#### SOURCE RECORDS
--- begin ---

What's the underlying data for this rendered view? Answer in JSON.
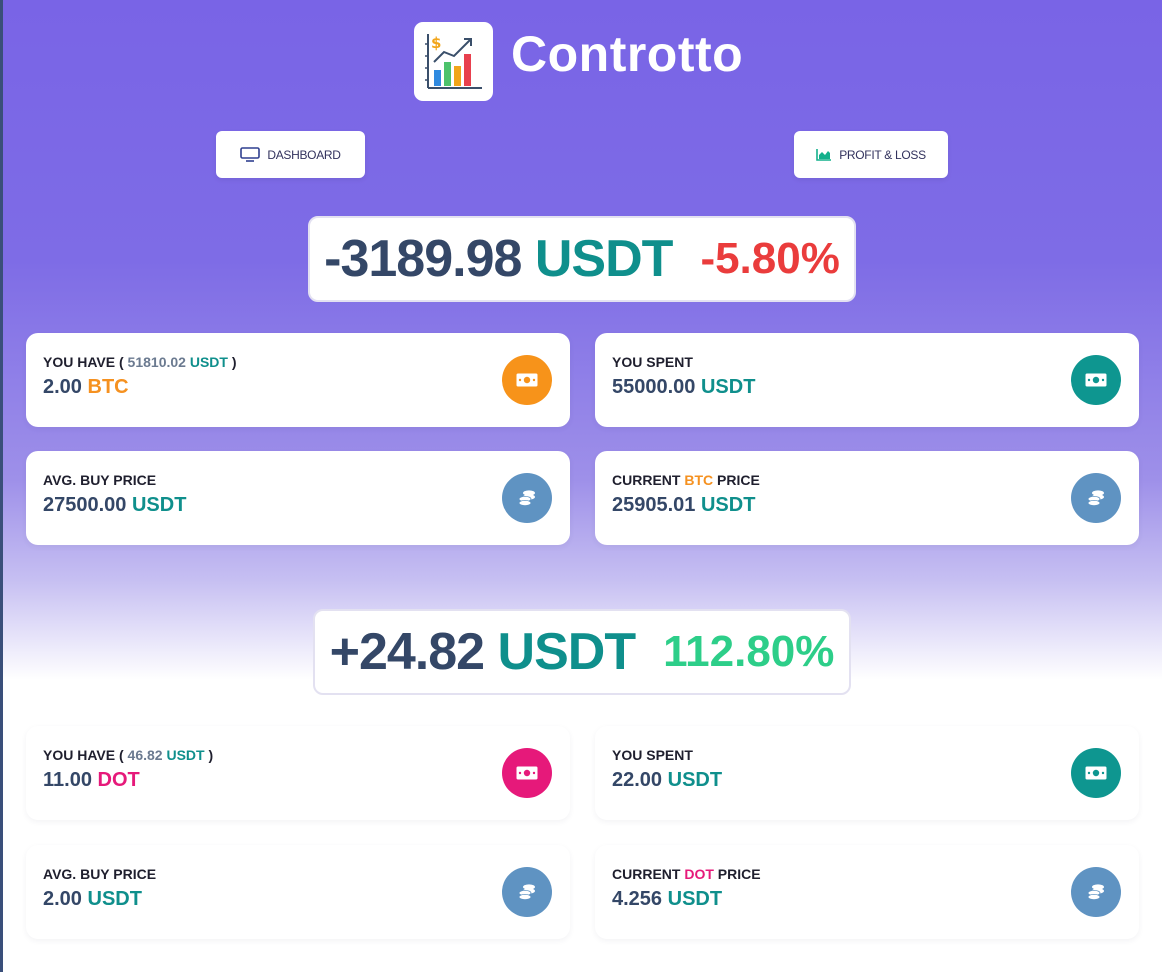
{
  "app": {
    "name": "Controtto"
  },
  "nav": {
    "dashboard_label": "DASHBOARD",
    "pnl_label": "PROFIT & LOSS"
  },
  "colors": {
    "usdt": "#0f8f8c",
    "btc": "#f59120",
    "dot": "#e6197a",
    "loss": "#ea3c3c",
    "gain": "#2dce89",
    "background_top": "#7964e6"
  },
  "icons": {
    "logo": "bar-chart-dollar-icon",
    "dashboard": "monitor-icon",
    "pnl": "area-chart-icon",
    "you_have": "money-bill-icon",
    "you_spent": "money-bill-icon",
    "avg_price": "coins-icon",
    "current_price": "coins-icon"
  },
  "portfolios": [
    {
      "asset": "BTC",
      "pnl": {
        "amount": "-3189.98",
        "unit": "USDT",
        "percent": "-5.80%"
      },
      "you_have": {
        "label": "YOU HAVE",
        "worth": "51810.02",
        "worth_unit": "USDT",
        "amount": "2.00",
        "asset": "BTC"
      },
      "you_spent": {
        "label": "YOU SPENT",
        "amount": "55000.00",
        "unit": "USDT"
      },
      "avg_buy": {
        "label": "AVG. BUY PRICE",
        "amount": "27500.00",
        "unit": "USDT"
      },
      "current": {
        "label_prefix": "CURRENT",
        "asset": "BTC",
        "label_suffix": "PRICE",
        "amount": "25905.01",
        "unit": "USDT"
      }
    },
    {
      "asset": "DOT",
      "pnl": {
        "amount": "+24.82",
        "unit": "USDT",
        "percent": "112.80%"
      },
      "you_have": {
        "label": "YOU HAVE",
        "worth": "46.82",
        "worth_unit": "USDT",
        "amount": "11.00",
        "asset": "DOT"
      },
      "you_spent": {
        "label": "YOU SPENT",
        "amount": "22.00",
        "unit": "USDT"
      },
      "avg_buy": {
        "label": "AVG. BUY PRICE",
        "amount": "2.00",
        "unit": "USDT"
      },
      "current": {
        "label_prefix": "CURRENT",
        "asset": "DOT",
        "label_suffix": "PRICE",
        "amount": "4.256",
        "unit": "USDT"
      }
    }
  ]
}
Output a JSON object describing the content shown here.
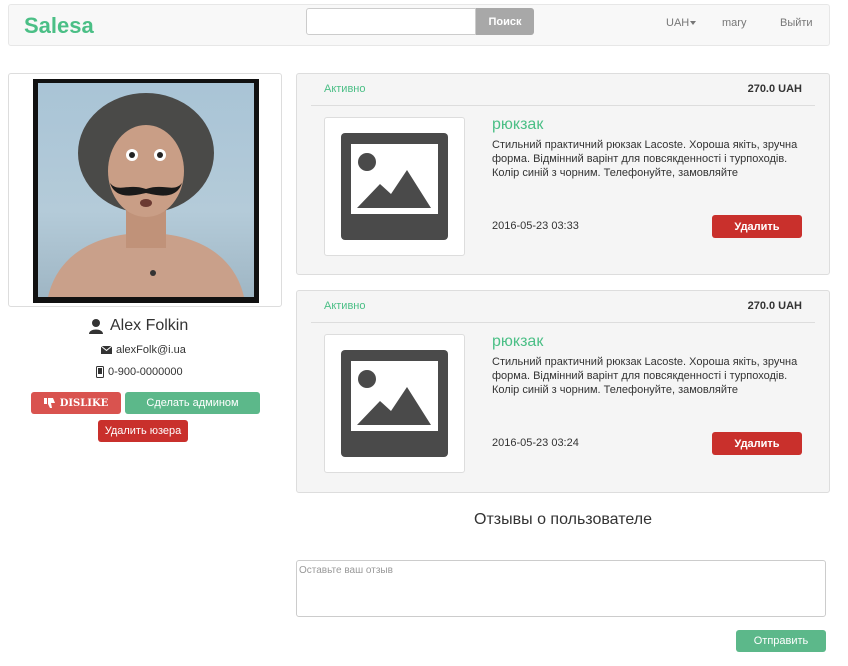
{
  "navbar": {
    "brand": "Salesa",
    "search_placeholder": "",
    "search_button": "Поиск",
    "currency": "UAH",
    "username": "mary",
    "logout": "Выйти"
  },
  "profile": {
    "name": "Alex Folkin",
    "email": "alexFolk@i.ua",
    "phone": "0-900-0000000",
    "dislike_label": "DISLIKE",
    "make_admin_label": "Сделать админом",
    "delete_user_label": "Удалить юзера"
  },
  "ads": [
    {
      "status": "Активно",
      "price": "270.0 UAH",
      "title": "рюкзак",
      "description": "Стильний практичний рюкзак Lacoste. Хороша якіть, зручна форма. Відмінний варінт для повсякденності і турпоходів. Колір синій з чорним. Телефонуйте, замовляйте",
      "date": "2016-05-23 03:33",
      "delete_label": "Удалить"
    },
    {
      "status": "Активно",
      "price": "270.0 UAH",
      "title": "рюкзак",
      "description": "Стильний практичний рюкзак Lacoste. Хороша якіть, зручна форма. Відмінний варінт для повсякденності і турпоходів. Колір синій з чорним. Телефонуйте, замовляйте",
      "date": "2016-05-23 03:24",
      "delete_label": "Удалить"
    }
  ],
  "reviews": {
    "title": "Отзывы о пользователе",
    "placeholder": "Оставьте ваш отзыв",
    "send_label": "Отправить"
  },
  "colors": {
    "brand": "#4bbf86",
    "danger": "#c9302c",
    "success": "#5cb88a"
  }
}
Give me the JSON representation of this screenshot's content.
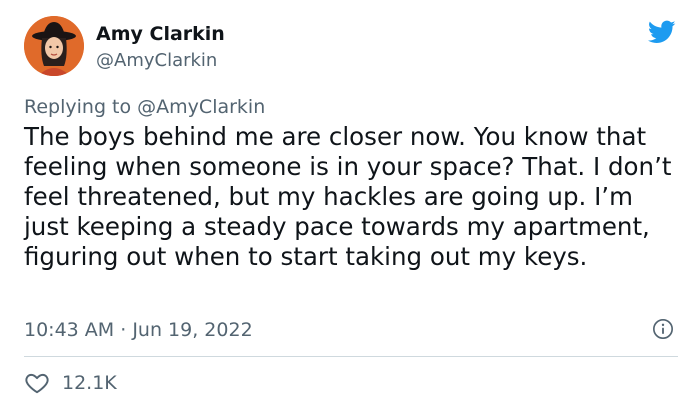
{
  "tweet": {
    "author_name": "Amy Clarkin",
    "author_handle": "@AmyClarkin",
    "reply_prefix": "Replying to",
    "reply_to": "@AmyClarkin",
    "text": "The boys behind me are closer now. You know that feeling when someone is in your space? That. I don’t feel threatened, but my hackles are going up. I’m just keeping a steady pace towards my apartment, figuring out when to start taking out my keys.",
    "time": "10:43 AM",
    "separator": "·",
    "date": "Jun 19, 2022",
    "like_count": "12.1K"
  },
  "colors": {
    "brand": "#1d9bf0",
    "text": "#0f1419",
    "secondary": "#536471",
    "divider": "#cfd9de",
    "avatar_bg": "#e06a2a"
  },
  "icons": {
    "brand": "twitter-bird-icon",
    "info": "info-icon",
    "like": "heart-icon"
  }
}
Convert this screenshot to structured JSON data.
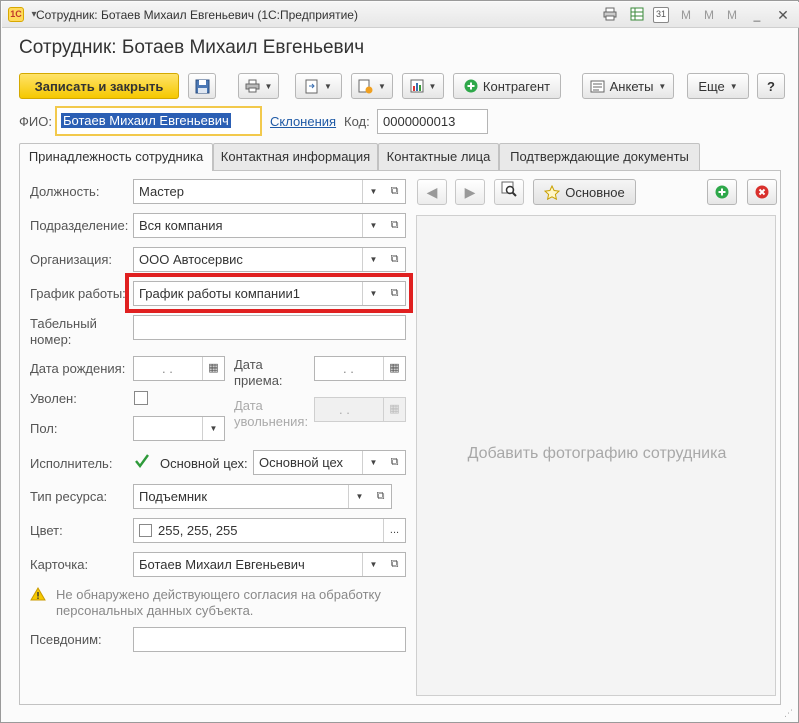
{
  "window": {
    "title": "Сотрудник: Ботаев Михаил Евгеньевич  (1С:Предприятие)",
    "logo_text": "1С"
  },
  "heading": "Сотрудник: Ботаев Михаил Евгеньевич",
  "toolbar": {
    "save_close": "Записать и закрыть",
    "kontragent": "Контрагент",
    "ankety": "Анкеты",
    "eshche": "Еще",
    "help": "?"
  },
  "header_fields": {
    "fio_label": "ФИО:",
    "fio_value": "Ботаев Михаил Евгеньевич",
    "sklon_link": "Склонения",
    "kod_label": "Код:",
    "kod_value": "0000000013"
  },
  "tabs": [
    {
      "label": "Принадлежность сотрудника",
      "active": true
    },
    {
      "label": "Контактная информация",
      "active": false
    },
    {
      "label": "Контактные лица",
      "active": false
    },
    {
      "label": "Подтверждающие документы",
      "active": false
    }
  ],
  "form": {
    "dolzhnost": {
      "label": "Должность:",
      "value": "Мастер"
    },
    "podrazdelenie": {
      "label": "Подразделение:",
      "value": "Вся компания"
    },
    "organizaciya": {
      "label": "Организация:",
      "value": "ООО Автосервис"
    },
    "grafik": {
      "label": "График работы:",
      "value": "График работы компании1"
    },
    "tabelny": {
      "label": "Табельный номер:",
      "value": ""
    },
    "data_rozhd": {
      "label": "Дата рождения:",
      "value": " .  ."
    },
    "data_priema": {
      "label": "Дата приема:",
      "value": " .  ."
    },
    "uvolen": {
      "label": "Уволен:",
      "checked": false
    },
    "data_uvoln": {
      "label": "Дата увольнения:",
      "value": " .  ."
    },
    "pol": {
      "label": "Пол:",
      "value": ""
    },
    "ispolnitel": {
      "label": "Исполнитель:",
      "checked": true
    },
    "osnovnoy_ceh": {
      "label": "Основной цех:",
      "value": "Основной цех"
    },
    "tip_resursa": {
      "label": "Тип ресурса:",
      "value": "Подъемник"
    },
    "cvet": {
      "label": "Цвет:",
      "value": "255, 255, 255",
      "button": "..."
    },
    "kartochka": {
      "label": "Карточка:",
      "value": "Ботаев Михаил Евгеньевич"
    },
    "warning": "Не обнаружено действующего согласия на обработку персональных данных субъекта.",
    "psevdonim": {
      "label": "Псевдоним:",
      "value": ""
    }
  },
  "photo": {
    "osnovnoe": "Основное",
    "placeholder": "Добавить фотографию сотрудника"
  },
  "colors": {
    "accent_yellow": "#f5c800",
    "highlight_red": "#e02020",
    "link_blue": "#1f5aa6",
    "add_green": "#2ea84a",
    "delete_red": "#d9302c"
  }
}
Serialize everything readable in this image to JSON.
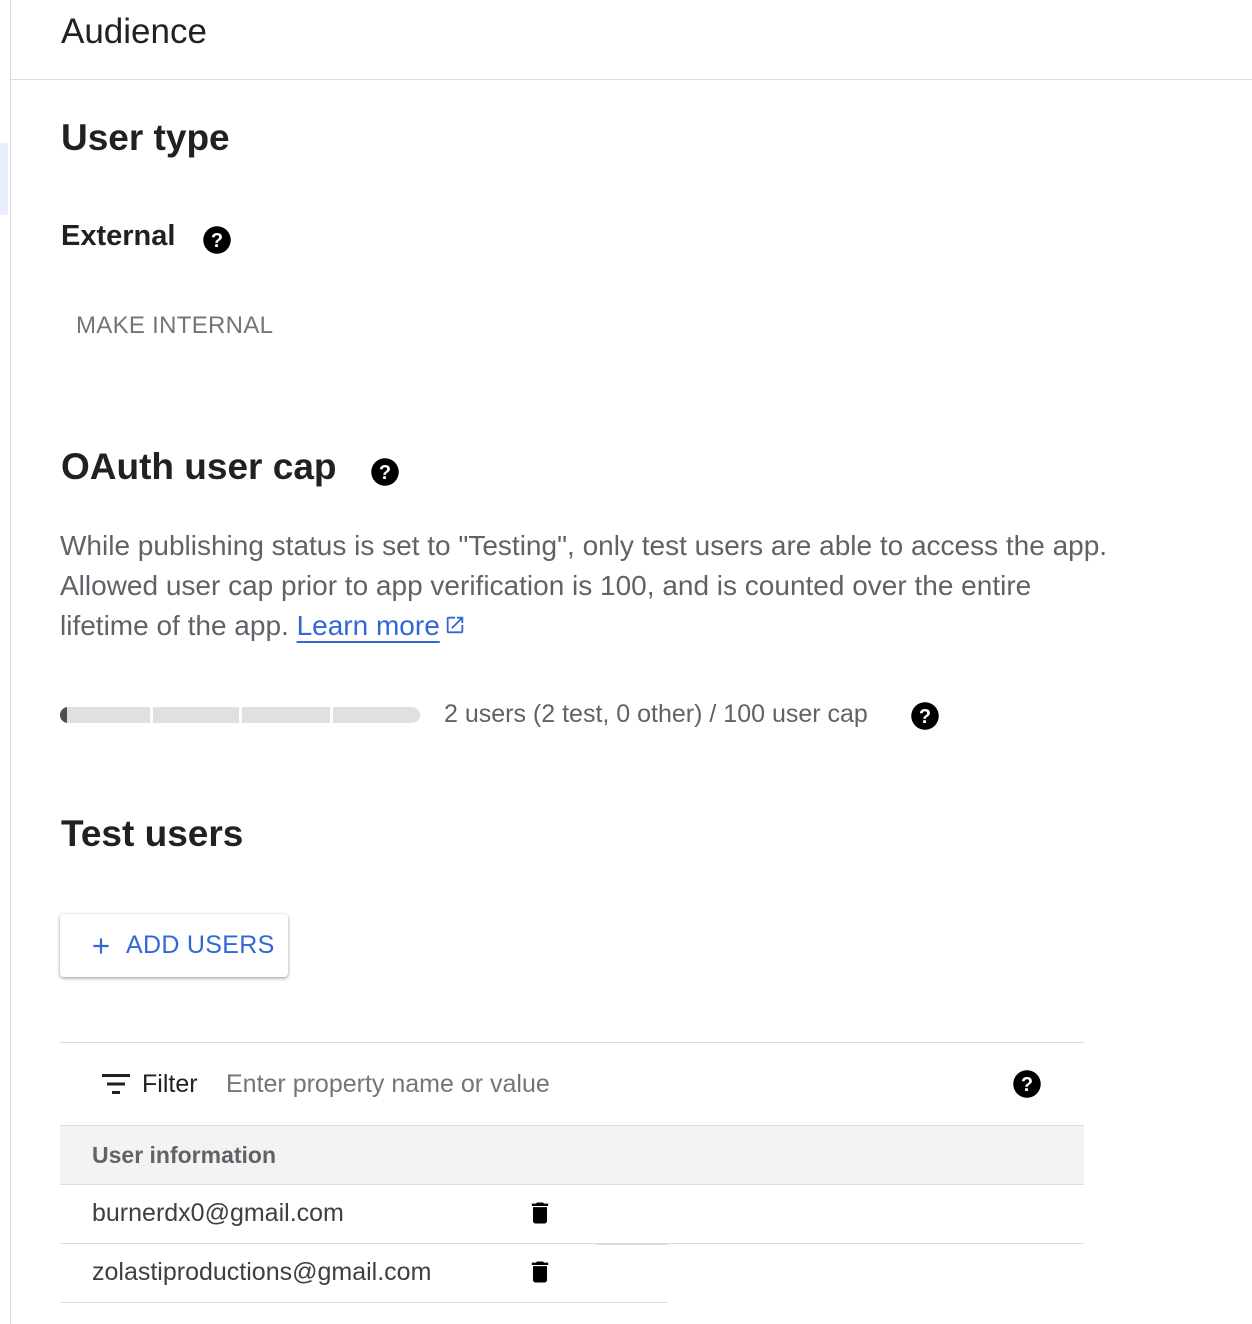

--- end ---

#### YOUR OBJECTIVE
Copy each line holding the word "сотрудника" from the listing above.

#### SOLUTION TO THIS PROBLEM
      "label": "Принадлежность сотрудника",
    "placeholder": "Добавить фотографию сотрудника"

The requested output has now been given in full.